> **Set task**
The required output is a single number: how many lines of the material contain the string "слабостей".

Dataset records:

-- BEGIN --

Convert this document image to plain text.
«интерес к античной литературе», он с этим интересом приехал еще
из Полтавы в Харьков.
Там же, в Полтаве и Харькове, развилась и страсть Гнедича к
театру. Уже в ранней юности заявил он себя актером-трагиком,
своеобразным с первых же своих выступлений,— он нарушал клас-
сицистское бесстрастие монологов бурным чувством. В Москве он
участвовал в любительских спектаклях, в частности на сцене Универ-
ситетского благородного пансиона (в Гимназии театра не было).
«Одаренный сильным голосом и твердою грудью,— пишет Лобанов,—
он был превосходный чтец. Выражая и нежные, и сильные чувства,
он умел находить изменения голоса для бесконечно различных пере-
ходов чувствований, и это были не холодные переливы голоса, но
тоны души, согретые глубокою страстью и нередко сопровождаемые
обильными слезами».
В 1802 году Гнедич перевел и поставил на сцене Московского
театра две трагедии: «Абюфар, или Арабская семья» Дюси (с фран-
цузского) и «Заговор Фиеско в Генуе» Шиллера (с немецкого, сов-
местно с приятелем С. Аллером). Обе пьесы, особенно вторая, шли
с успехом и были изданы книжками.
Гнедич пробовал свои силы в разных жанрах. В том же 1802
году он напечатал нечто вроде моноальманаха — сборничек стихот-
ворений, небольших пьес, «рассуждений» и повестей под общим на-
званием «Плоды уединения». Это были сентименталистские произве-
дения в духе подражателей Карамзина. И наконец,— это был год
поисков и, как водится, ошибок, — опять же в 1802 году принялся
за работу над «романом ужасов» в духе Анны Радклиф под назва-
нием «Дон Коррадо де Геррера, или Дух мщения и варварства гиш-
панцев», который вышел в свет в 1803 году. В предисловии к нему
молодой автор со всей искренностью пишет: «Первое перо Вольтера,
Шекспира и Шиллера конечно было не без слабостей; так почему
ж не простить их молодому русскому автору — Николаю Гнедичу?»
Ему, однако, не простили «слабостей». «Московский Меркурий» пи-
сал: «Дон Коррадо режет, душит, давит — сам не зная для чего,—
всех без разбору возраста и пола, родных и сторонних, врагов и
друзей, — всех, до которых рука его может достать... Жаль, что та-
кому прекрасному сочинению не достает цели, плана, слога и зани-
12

-- END --

> **Complete response**
2